_Dataset rows about figures_.
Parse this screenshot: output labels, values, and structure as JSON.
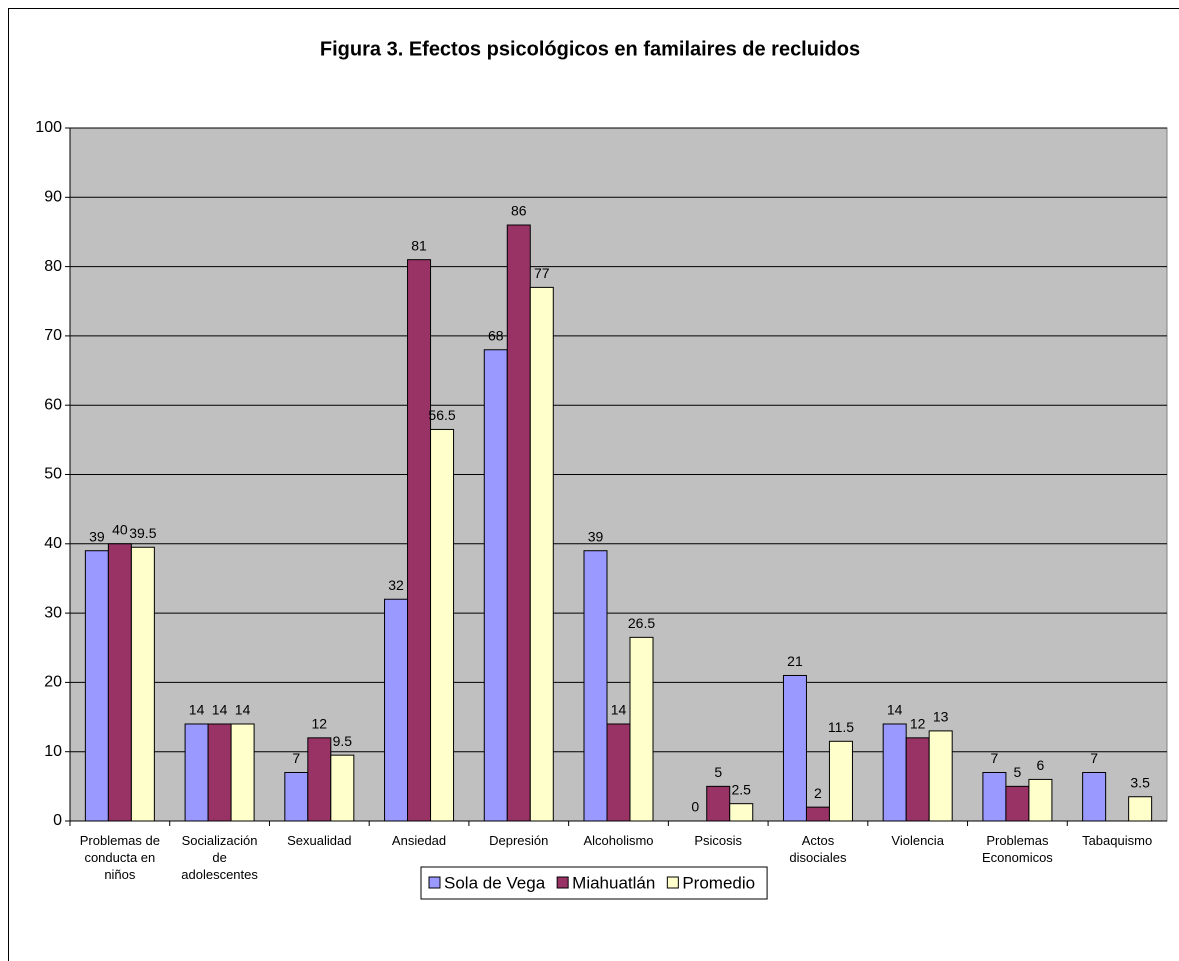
{
  "chart_data": {
    "type": "bar",
    "title": "Figura 3. Efectos psicológicos en familaires de recluidos",
    "categories": [
      "Problemas de conducta en niños",
      "Socialización de adolescentes",
      "Sexualidad",
      "Ansiedad",
      "Depresión",
      "Alcoholismo",
      "Psicosis",
      "Actos disociales",
      "Violencia",
      "Problemas Economicos",
      "Tabaquismo"
    ],
    "series": [
      {
        "name": "Sola de Vega",
        "color": "#9999ff",
        "values": [
          39,
          14,
          7,
          32,
          68,
          39,
          0,
          21,
          14,
          7,
          7
        ]
      },
      {
        "name": "Miahuatlán",
        "color": "#993366",
        "values": [
          40,
          14,
          12,
          81,
          86,
          14,
          5,
          2,
          12,
          5,
          null
        ]
      },
      {
        "name": "Promedio",
        "color": "#ffffcc",
        "values": [
          39.5,
          14,
          9.5,
          56.5,
          77,
          26.5,
          2.5,
          11.5,
          13,
          6,
          3.5
        ]
      }
    ],
    "ylim": [
      0,
      100
    ],
    "yticks": [
      0,
      10,
      20,
      30,
      40,
      50,
      60,
      70,
      80,
      90,
      100
    ],
    "grid": true,
    "legend": "bottom",
    "plot_background": "#c0c0c0"
  }
}
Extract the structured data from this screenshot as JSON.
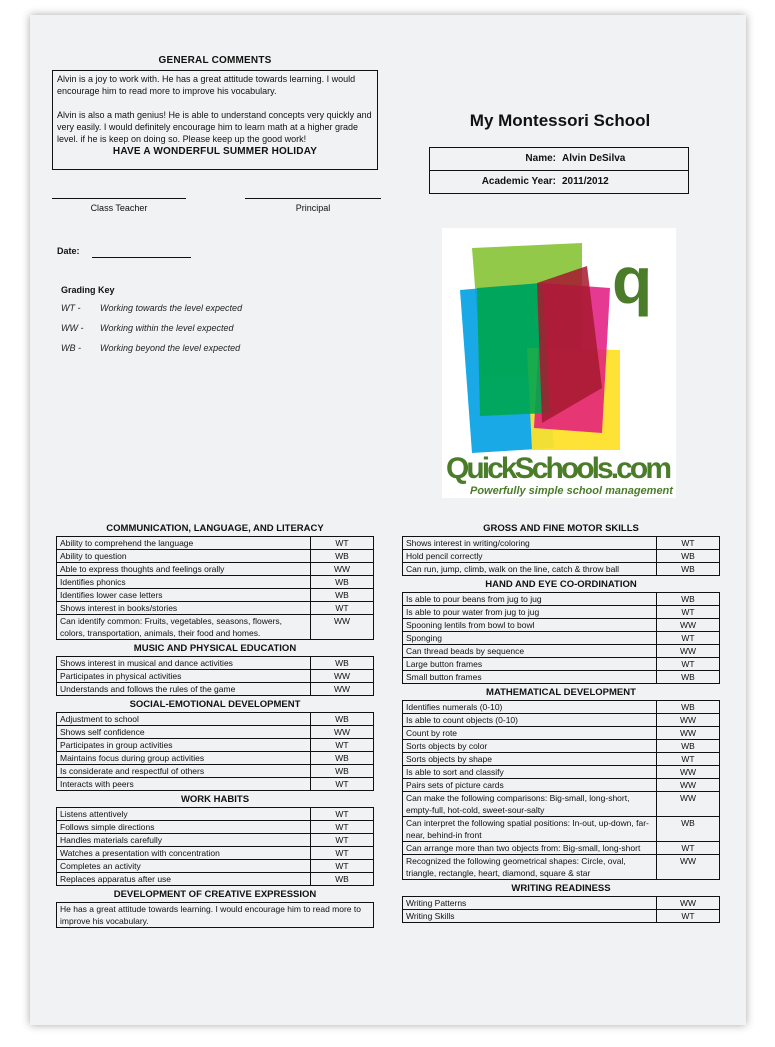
{
  "comments": {
    "heading": "GENERAL COMMENTS",
    "para1": "Alvin is a joy to work with. He has a great attitude towards learning. I would encourage him to read more to improve his vocabulary.",
    "para2": "Alvin is also a math genius! He is able to understand concepts very quickly and very easily. I would definitely encourage him to learn math at a higher grade level. if he is keep on doing so. Please keep up the good work!",
    "closing": "HAVE A WONDERFUL SUMMER HOLIDAY"
  },
  "signatures": {
    "teacher": "Class Teacher",
    "principal": "Principal",
    "date": "Date:"
  },
  "grading_key": {
    "title": "Grading Key",
    "items": [
      {
        "code": "WT -",
        "desc": "Working towards the level expected"
      },
      {
        "code": "WW -",
        "desc": "Working within the level expected"
      },
      {
        "code": "WB -",
        "desc": "Working beyond the level expected"
      }
    ]
  },
  "school": {
    "name": "My Montessori School",
    "name_label": "Name:",
    "student": "Alvin DeSilva",
    "year_label": "Academic Year:",
    "year": "2011/2012"
  },
  "logo": {
    "text": "QuickSchools.com",
    "tagline": "Powerfully simple school management",
    "letter": "q",
    "colors": [
      "#8dc63f",
      "#00a0e3",
      "#e2187f",
      "#fee12b",
      "#00a650",
      "#a6192e",
      "#4a7c2a"
    ]
  },
  "left_sections": [
    {
      "title": "COMMUNICATION, LANGUAGE, AND LITERACY",
      "rows": [
        [
          "Ability to comprehend the language",
          "WT"
        ],
        [
          "Ability to question",
          "WB"
        ],
        [
          "Able to express thoughts and feelings orally",
          "WW"
        ],
        [
          "Identifies phonics",
          "WB"
        ],
        [
          "Identifies lower case letters",
          "WB"
        ],
        [
          "Shows interest in books/stories",
          "WT"
        ],
        [
          "Can identify common: Fruits, vegetables, seasons, flowers, colors, transportation, animals, their food and homes.",
          "WW"
        ]
      ]
    },
    {
      "title": "MUSIC AND PHYSICAL EDUCATION",
      "rows": [
        [
          "Shows interest in musical and dance activities",
          "WB"
        ],
        [
          "Participates in physical activities",
          "WW"
        ],
        [
          "Understands and follows the rules of the game",
          "WW"
        ]
      ]
    },
    {
      "title": "SOCIAL-EMOTIONAL DEVELOPMENT",
      "rows": [
        [
          "Adjustment to school",
          "WB"
        ],
        [
          "Shows self confidence",
          "WW"
        ],
        [
          "Participates in group activities",
          "WT"
        ],
        [
          "Maintains focus during group activities",
          "WB"
        ],
        [
          "Is considerate and respectful of others",
          "WB"
        ],
        [
          "Interacts with peers",
          "WT"
        ]
      ]
    },
    {
      "title": "WORK HABITS",
      "rows": [
        [
          "Listens attentively",
          "WT"
        ],
        [
          "Follows simple directions",
          "WT"
        ],
        [
          "Handles materials carefully",
          "WT"
        ],
        [
          "Watches a presentation with concentration",
          "WT"
        ],
        [
          "Completes an activity",
          "WT"
        ],
        [
          "Replaces apparatus after use",
          "WB"
        ]
      ]
    },
    {
      "title": "DEVELOPMENT OF CREATIVE EXPRESSION",
      "rows": [
        [
          "He has a great attitude towards learning. I would encourage him to read more to improve his vocabulary."
        ]
      ]
    }
  ],
  "right_sections": [
    {
      "title": "GROSS AND FINE MOTOR SKILLS",
      "rows": [
        [
          "Shows interest in writing/coloring",
          "WT"
        ],
        [
          "Hold pencil correctly",
          "WB"
        ],
        [
          "Can run, jump, climb, walk on the line, catch & throw ball",
          "WB"
        ]
      ]
    },
    {
      "title": "HAND AND EYE CO-ORDINATION",
      "rows": [
        [
          "Is able to pour beans from jug to jug",
          "WB"
        ],
        [
          "Is able to pour water from jug to jug",
          "WT"
        ],
        [
          "Spooning lentils from bowl to bowl",
          "WW"
        ],
        [
          "Sponging",
          "WT"
        ],
        [
          "Can thread beads by sequence",
          "WW"
        ],
        [
          "Large button frames",
          "WT"
        ],
        [
          "Small button frames",
          "WB"
        ]
      ]
    },
    {
      "title": "MATHEMATICAL DEVELOPMENT",
      "rows": [
        [
          "Identifies numerals (0-10)",
          "WB"
        ],
        [
          "Is able to count objects (0-10)",
          "WW"
        ],
        [
          "Count by rote",
          "WW"
        ],
        [
          "Sorts objects by color",
          "WB"
        ],
        [
          "Sorts objects by shape",
          "WT"
        ],
        [
          "Is able to sort and classify",
          "WW"
        ],
        [
          "Pairs sets of picture cards",
          "WW"
        ],
        [
          "Can make the following comparisons: Big-small, long-short, empty-full, hot-cold, sweet-sour-salty",
          "WW"
        ],
        [
          "Can interpret the following spatial positions: In-out, up-down, far-near, behind-in front",
          "WB"
        ],
        [
          "Can arrange more than two objects from: Big-small, long-short",
          "WT"
        ],
        [
          "Recognized the following geometrical shapes: Circle, oval, triangle, rectangle, heart, diamond, square & star",
          "WW"
        ]
      ]
    },
    {
      "title": "WRITING READINESS",
      "rows": [
        [
          "Writing Patterns",
          "WW"
        ],
        [
          "Writing Skills",
          "WT"
        ]
      ]
    }
  ]
}
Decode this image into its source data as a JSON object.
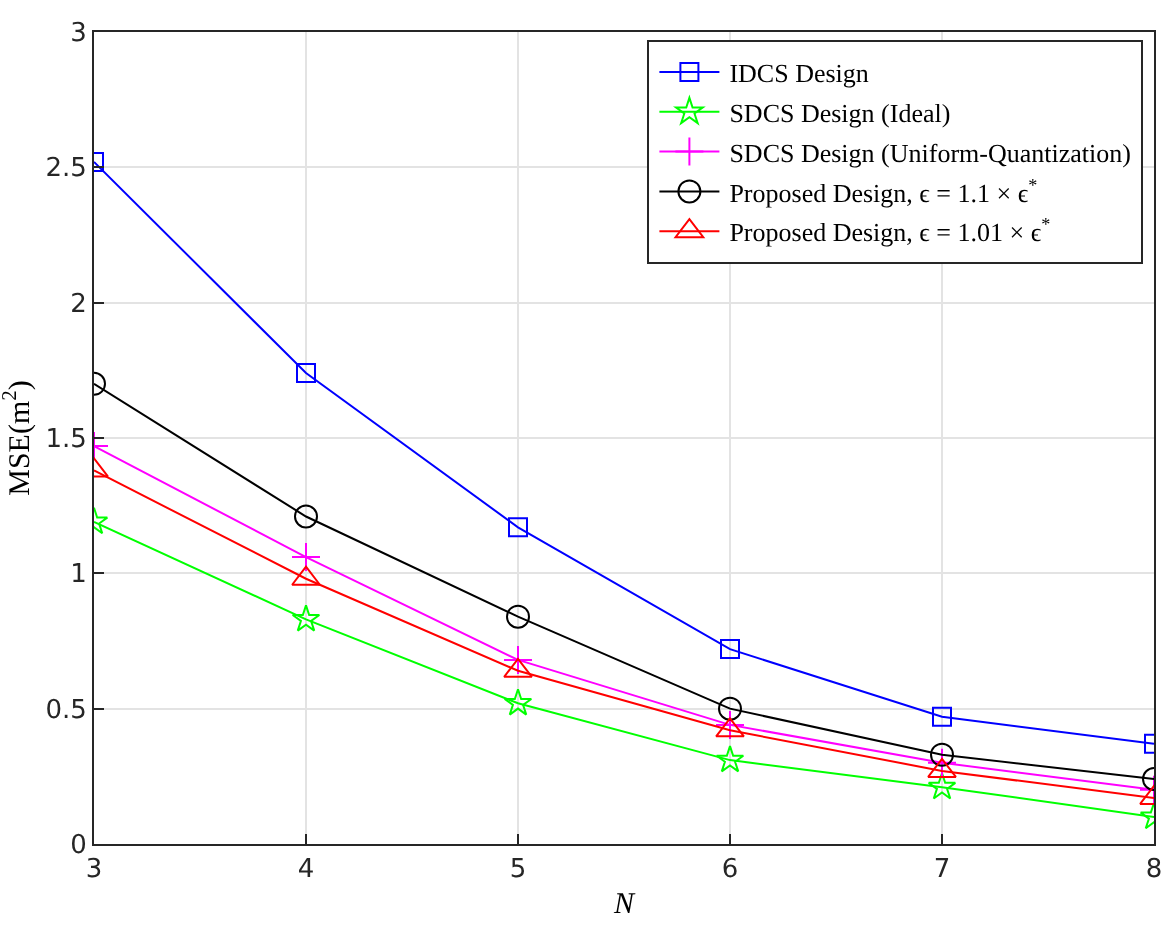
{
  "chart_data": {
    "type": "line",
    "xlabel": "N",
    "ylabel": "MSE(m$^{2}$)",
    "x": [
      3,
      4,
      5,
      6,
      7,
      8
    ],
    "xlim": [
      3,
      8
    ],
    "xticks": [
      3,
      4,
      5,
      6,
      7,
      8
    ],
    "ylim": [
      0,
      3
    ],
    "yticks": [
      0,
      0.5,
      1,
      1.5,
      2,
      2.5,
      3
    ],
    "grid": true,
    "legend": "top right",
    "series": [
      {
        "name": "IDCS Design",
        "color": "#0000ff",
        "marker": "square",
        "values": [
          2.52,
          1.74,
          1.17,
          0.72,
          0.47,
          0.37
        ]
      },
      {
        "name": "SDCS Design (Ideal)",
        "color": "#00ff00",
        "marker": "star",
        "values": [
          1.19,
          0.83,
          0.52,
          0.31,
          0.21,
          0.1
        ]
      },
      {
        "name": "SDCS Design (Uniform-Quantization)",
        "color": "#ff00ff",
        "marker": "cross",
        "values": [
          1.47,
          1.06,
          0.68,
          0.44,
          0.3,
          0.2
        ]
      },
      {
        "name": "Proposed Design, ϵ = 1.1 × ϵ$^{*}$",
        "color": "#000000",
        "marker": "circle",
        "values": [
          1.7,
          1.21,
          0.84,
          0.5,
          0.33,
          0.24
        ]
      },
      {
        "name": "Proposed Design, ϵ = 1.01 × ϵ$^{*}$",
        "color": "#ff0000",
        "marker": "triangle",
        "values": [
          1.38,
          0.98,
          0.64,
          0.42,
          0.27,
          0.17
        ]
      }
    ]
  }
}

_Exercise description_.
Pull out the lines above in which the word "Sorts" appears.

_Response for this exercise_.
          "Sorts objects by color",
          "Sorts objects by shape",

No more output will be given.